* Goal of the exercise
Present every line in which the string "climbing" appears.
━━ Working data ━━
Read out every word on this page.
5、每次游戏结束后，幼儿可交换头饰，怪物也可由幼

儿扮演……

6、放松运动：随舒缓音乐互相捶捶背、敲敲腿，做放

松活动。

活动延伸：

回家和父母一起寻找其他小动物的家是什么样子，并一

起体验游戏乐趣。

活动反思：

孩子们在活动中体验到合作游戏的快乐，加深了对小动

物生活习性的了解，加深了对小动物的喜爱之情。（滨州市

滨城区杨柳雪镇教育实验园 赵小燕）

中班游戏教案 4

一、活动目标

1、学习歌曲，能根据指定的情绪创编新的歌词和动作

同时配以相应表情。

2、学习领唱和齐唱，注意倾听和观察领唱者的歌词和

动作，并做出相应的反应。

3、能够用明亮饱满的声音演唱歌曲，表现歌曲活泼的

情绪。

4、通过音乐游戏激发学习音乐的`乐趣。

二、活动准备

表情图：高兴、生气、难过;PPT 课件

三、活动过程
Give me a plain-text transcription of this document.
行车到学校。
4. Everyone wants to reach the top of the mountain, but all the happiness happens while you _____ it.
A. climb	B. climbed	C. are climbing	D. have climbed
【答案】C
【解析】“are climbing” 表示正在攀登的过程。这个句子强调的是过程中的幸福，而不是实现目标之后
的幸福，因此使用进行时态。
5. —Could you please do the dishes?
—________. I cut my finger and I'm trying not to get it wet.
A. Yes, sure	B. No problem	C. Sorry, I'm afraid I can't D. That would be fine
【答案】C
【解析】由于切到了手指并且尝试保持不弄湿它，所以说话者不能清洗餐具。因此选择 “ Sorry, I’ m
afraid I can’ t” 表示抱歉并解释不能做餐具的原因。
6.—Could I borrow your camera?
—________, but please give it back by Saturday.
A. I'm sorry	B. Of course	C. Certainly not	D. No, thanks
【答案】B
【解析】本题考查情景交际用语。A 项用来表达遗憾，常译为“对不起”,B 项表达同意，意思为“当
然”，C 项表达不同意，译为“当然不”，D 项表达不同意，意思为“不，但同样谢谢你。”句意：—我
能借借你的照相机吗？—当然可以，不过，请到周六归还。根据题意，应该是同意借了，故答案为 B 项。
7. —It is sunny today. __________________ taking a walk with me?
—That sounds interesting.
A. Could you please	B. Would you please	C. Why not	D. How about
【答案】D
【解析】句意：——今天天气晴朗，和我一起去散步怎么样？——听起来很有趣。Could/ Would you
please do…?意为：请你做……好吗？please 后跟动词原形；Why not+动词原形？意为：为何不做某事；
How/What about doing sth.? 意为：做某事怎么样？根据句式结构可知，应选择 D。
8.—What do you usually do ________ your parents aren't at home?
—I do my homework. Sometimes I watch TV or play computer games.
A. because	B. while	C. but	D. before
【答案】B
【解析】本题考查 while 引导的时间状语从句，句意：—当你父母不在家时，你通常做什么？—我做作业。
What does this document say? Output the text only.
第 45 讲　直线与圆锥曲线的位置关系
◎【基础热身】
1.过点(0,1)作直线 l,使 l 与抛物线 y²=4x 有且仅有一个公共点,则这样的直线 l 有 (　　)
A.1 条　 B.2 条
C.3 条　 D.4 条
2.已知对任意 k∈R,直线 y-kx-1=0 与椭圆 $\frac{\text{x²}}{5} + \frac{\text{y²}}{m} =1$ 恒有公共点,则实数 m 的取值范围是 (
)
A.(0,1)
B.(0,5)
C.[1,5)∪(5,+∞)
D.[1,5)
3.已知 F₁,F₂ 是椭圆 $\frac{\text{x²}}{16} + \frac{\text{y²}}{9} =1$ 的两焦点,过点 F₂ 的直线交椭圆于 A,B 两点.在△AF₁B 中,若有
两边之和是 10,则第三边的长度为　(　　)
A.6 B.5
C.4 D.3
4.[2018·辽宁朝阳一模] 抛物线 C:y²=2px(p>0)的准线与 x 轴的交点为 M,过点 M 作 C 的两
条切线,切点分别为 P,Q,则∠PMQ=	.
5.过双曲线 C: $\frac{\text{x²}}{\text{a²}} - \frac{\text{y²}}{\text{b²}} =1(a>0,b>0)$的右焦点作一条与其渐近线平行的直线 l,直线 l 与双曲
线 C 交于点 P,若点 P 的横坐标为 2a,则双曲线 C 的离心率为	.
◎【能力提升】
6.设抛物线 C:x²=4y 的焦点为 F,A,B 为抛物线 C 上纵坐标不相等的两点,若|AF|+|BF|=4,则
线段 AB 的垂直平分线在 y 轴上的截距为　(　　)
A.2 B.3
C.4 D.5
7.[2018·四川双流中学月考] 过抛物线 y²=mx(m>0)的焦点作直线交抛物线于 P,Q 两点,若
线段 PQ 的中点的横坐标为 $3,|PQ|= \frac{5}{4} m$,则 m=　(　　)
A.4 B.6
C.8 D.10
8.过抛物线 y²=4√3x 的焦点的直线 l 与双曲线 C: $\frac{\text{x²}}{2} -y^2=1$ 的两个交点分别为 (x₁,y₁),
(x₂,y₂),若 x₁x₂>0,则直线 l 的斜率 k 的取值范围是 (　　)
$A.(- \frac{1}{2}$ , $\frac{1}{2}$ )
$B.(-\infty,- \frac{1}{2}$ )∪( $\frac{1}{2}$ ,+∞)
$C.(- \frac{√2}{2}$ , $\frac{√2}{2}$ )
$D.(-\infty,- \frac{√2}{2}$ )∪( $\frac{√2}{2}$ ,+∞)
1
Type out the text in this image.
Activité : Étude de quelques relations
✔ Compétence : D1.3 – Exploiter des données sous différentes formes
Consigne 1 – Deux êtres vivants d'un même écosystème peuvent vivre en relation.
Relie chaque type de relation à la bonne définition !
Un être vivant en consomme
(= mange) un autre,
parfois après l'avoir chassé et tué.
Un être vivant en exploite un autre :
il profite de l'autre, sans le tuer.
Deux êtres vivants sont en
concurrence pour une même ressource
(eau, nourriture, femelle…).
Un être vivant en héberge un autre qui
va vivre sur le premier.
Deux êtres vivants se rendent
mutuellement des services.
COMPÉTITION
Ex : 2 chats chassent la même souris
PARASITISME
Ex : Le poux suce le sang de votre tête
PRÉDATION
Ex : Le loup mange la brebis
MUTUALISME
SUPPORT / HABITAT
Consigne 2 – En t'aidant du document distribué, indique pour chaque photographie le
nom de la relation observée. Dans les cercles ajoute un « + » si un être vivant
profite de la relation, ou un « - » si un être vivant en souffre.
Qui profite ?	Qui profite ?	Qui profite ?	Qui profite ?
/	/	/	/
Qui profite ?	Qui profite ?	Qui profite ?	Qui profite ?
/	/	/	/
━━━
* Output of the task
A. climb	B. climbed	C. are climbing	D. have climbed
【解析】“are climbing” 表示正在攀登的过程。这个句子强调的是过程中的幸福，而不是实现目标之后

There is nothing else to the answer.